Rewrite the lines below as a numbered list, from the first line through the line that contains "55, 799, 73]", inclusive, and leave out any blank lines.

=== Task input ===

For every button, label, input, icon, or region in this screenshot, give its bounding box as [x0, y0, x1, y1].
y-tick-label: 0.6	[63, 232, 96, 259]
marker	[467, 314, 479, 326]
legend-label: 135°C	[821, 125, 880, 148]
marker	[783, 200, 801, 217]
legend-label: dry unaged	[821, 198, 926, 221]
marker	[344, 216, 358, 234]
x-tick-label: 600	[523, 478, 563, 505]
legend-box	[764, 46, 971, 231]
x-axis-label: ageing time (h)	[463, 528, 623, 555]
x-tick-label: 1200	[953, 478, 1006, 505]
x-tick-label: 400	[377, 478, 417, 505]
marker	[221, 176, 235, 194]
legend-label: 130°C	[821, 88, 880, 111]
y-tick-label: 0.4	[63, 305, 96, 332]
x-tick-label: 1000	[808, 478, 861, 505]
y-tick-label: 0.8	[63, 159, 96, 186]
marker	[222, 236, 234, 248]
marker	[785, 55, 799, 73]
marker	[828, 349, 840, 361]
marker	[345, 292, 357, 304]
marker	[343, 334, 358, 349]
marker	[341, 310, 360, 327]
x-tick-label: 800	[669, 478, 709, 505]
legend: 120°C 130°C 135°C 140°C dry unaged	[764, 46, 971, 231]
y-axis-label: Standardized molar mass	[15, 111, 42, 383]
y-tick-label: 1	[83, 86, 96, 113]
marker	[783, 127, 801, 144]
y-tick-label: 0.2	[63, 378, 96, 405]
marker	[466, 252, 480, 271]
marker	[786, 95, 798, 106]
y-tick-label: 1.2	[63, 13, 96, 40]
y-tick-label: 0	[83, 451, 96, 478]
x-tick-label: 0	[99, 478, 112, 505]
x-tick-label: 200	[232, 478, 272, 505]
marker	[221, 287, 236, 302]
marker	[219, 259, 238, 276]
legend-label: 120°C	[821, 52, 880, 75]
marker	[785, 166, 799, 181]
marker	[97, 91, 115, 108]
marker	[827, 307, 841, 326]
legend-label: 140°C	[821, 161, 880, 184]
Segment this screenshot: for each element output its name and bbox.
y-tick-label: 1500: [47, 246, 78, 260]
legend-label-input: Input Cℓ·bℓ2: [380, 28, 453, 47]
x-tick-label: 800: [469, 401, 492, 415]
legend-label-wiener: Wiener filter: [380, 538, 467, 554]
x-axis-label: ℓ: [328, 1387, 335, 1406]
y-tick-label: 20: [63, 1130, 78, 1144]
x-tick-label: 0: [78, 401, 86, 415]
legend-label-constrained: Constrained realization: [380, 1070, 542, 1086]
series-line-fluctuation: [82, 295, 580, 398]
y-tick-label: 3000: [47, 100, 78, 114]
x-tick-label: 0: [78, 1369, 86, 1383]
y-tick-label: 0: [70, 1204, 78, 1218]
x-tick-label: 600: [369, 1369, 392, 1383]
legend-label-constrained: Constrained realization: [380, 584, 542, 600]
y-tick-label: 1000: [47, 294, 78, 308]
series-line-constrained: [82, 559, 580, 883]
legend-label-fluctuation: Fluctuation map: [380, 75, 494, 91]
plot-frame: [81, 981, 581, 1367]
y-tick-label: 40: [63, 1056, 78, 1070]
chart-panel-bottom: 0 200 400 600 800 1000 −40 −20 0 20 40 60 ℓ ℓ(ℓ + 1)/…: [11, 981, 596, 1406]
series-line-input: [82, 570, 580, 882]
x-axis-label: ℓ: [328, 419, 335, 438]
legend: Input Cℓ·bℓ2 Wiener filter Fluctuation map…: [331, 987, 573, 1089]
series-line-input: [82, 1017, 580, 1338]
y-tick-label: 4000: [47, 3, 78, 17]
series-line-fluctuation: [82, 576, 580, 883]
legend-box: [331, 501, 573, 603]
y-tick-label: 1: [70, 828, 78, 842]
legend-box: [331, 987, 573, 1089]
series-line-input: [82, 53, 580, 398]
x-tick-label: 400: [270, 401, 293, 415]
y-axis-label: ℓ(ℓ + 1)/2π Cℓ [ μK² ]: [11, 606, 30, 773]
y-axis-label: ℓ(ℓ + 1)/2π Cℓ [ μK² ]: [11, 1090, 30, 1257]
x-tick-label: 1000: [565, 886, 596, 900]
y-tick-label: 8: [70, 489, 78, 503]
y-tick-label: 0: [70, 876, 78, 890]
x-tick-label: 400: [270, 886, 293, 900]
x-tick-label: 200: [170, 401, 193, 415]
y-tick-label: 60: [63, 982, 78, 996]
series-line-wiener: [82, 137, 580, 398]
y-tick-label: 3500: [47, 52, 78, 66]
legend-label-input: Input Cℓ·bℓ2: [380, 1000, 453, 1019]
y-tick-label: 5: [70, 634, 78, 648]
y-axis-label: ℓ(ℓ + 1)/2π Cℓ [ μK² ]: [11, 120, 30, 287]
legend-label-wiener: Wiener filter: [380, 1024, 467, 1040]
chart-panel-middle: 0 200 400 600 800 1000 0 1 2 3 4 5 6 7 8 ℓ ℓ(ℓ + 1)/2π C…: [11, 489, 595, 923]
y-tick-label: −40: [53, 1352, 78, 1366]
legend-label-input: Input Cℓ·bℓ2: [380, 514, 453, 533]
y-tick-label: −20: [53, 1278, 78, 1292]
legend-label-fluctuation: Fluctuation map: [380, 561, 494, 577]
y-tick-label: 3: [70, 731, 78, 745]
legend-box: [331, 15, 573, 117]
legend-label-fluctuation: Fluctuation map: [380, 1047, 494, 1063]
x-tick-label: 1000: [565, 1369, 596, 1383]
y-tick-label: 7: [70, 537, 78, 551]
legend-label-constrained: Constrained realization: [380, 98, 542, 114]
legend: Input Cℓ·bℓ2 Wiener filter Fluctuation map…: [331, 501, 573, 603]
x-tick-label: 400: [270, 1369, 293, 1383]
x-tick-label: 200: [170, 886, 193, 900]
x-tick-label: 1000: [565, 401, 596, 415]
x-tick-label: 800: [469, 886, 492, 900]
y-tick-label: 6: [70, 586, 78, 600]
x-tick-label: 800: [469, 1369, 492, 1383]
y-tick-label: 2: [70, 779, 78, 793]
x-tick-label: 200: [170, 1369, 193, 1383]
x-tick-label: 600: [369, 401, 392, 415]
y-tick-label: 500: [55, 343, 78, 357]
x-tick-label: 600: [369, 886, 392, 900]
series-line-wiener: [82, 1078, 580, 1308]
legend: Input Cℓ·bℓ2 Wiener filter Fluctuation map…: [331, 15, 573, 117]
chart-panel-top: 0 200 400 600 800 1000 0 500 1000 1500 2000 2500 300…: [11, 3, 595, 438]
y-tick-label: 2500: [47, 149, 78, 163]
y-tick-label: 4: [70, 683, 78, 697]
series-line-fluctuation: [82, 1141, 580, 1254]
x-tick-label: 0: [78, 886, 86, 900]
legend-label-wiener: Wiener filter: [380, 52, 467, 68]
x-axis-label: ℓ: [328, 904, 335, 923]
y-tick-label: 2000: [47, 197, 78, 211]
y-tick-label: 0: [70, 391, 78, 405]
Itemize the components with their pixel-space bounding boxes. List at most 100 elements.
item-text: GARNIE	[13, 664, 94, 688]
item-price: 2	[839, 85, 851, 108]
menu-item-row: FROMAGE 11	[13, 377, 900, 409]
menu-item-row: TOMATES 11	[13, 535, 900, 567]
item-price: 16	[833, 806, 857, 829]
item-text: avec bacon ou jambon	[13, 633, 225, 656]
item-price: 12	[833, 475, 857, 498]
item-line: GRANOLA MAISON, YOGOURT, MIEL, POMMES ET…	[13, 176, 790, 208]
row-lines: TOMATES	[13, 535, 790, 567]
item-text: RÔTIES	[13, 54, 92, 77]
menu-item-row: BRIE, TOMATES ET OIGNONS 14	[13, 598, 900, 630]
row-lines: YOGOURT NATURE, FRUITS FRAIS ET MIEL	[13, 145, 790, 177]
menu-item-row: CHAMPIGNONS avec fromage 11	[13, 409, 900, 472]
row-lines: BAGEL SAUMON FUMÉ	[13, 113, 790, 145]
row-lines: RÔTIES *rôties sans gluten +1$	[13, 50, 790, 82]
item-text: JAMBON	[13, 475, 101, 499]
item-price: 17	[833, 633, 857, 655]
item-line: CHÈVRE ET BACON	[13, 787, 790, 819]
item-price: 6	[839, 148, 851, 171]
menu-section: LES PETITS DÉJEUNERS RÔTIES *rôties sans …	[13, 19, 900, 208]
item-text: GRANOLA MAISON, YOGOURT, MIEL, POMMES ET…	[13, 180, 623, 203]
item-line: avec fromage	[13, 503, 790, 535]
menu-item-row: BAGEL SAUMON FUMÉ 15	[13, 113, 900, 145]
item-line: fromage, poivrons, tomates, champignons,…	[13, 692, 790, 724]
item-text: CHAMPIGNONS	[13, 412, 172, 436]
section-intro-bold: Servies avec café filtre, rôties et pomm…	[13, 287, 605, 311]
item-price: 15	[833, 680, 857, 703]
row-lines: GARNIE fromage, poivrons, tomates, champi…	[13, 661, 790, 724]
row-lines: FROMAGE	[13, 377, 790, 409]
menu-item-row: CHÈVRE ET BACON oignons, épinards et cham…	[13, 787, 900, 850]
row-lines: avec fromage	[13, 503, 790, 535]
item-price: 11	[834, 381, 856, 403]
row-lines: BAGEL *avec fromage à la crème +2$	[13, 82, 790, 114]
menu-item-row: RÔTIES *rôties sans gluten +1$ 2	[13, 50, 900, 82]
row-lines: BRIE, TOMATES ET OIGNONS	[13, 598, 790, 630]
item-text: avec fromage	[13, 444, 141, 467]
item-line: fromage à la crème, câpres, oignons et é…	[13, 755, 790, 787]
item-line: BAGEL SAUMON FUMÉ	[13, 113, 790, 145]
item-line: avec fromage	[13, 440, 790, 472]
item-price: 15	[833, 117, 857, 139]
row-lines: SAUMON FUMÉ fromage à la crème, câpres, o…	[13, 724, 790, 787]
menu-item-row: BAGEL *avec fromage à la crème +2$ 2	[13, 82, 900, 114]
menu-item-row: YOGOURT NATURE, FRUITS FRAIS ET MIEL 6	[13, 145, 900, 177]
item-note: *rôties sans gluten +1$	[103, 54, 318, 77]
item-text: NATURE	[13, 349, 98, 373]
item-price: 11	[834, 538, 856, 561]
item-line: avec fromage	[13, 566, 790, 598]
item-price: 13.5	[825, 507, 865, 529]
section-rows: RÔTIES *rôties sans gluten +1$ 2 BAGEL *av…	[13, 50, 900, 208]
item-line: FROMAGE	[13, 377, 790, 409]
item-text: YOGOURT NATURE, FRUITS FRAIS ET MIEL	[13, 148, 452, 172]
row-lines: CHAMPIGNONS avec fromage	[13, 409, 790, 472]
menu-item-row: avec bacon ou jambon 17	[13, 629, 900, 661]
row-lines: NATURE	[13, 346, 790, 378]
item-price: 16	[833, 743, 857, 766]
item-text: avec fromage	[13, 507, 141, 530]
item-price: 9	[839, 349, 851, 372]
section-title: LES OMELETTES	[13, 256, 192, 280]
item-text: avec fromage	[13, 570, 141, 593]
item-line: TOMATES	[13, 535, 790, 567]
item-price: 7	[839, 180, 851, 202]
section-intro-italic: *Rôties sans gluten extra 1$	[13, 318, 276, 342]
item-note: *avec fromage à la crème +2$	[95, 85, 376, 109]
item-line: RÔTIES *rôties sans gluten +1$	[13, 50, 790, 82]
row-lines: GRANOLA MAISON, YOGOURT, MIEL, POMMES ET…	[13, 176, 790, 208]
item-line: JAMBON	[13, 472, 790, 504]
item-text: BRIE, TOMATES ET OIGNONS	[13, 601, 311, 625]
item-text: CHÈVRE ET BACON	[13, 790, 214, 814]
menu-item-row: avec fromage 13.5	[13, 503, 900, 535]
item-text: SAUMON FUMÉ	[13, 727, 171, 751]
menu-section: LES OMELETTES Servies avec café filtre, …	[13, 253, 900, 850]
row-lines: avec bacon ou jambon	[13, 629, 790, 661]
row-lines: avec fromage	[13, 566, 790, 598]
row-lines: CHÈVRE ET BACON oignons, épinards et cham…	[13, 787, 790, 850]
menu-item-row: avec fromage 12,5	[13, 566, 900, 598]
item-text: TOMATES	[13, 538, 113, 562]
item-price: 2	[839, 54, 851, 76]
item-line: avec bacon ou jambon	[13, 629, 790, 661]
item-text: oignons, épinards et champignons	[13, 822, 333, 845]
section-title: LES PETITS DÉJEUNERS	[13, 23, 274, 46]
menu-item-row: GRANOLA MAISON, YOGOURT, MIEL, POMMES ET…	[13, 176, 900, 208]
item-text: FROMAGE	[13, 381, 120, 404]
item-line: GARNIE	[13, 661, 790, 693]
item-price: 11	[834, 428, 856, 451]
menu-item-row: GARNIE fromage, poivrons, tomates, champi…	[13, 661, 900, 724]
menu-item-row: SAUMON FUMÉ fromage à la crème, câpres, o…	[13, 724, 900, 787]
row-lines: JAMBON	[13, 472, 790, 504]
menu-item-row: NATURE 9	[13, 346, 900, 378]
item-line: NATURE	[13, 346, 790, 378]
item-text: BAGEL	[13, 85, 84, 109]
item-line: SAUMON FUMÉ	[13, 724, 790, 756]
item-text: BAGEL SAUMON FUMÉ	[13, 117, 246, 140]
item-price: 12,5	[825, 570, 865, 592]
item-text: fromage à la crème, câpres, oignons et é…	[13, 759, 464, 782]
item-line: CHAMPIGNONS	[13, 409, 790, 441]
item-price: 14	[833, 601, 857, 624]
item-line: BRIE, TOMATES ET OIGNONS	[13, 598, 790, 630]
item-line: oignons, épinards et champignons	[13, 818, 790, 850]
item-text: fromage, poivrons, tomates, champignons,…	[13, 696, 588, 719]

===

• [Result for this exercise]
1. For every button, label, input, icon, or region in this screenshot, give its bounding box as [x0, y0, x1, y1].
2. y-tick-label: 0.6	[63, 232, 96, 259]
3. marker	[467, 314, 479, 326]
4. legend-label: 135°C	[821, 125, 880, 148]
5. marker	[783, 200, 801, 217]
6. legend-label: dry unaged	[821, 198, 926, 221]
7. marker	[344, 216, 358, 234]
8. x-tick-label: 600	[523, 478, 563, 505]
9. legend-box	[764, 46, 971, 231]
10. x-axis-label: ageing time (h)	[463, 528, 623, 555]
11. x-tick-label: 1200	[953, 478, 1006, 505]
12. x-tick-label: 400	[377, 478, 417, 505]
13. marker	[221, 176, 235, 194]
14. legend-label: 130°C	[821, 88, 880, 111]
15. y-tick-label: 0.4	[63, 305, 96, 332]
16. x-tick-label: 1000	[808, 478, 861, 505]
17. y-tick-label: 0.8	[63, 159, 96, 186]
18. marker	[222, 236, 234, 248]
19. marker	[785, 55, 799, 73]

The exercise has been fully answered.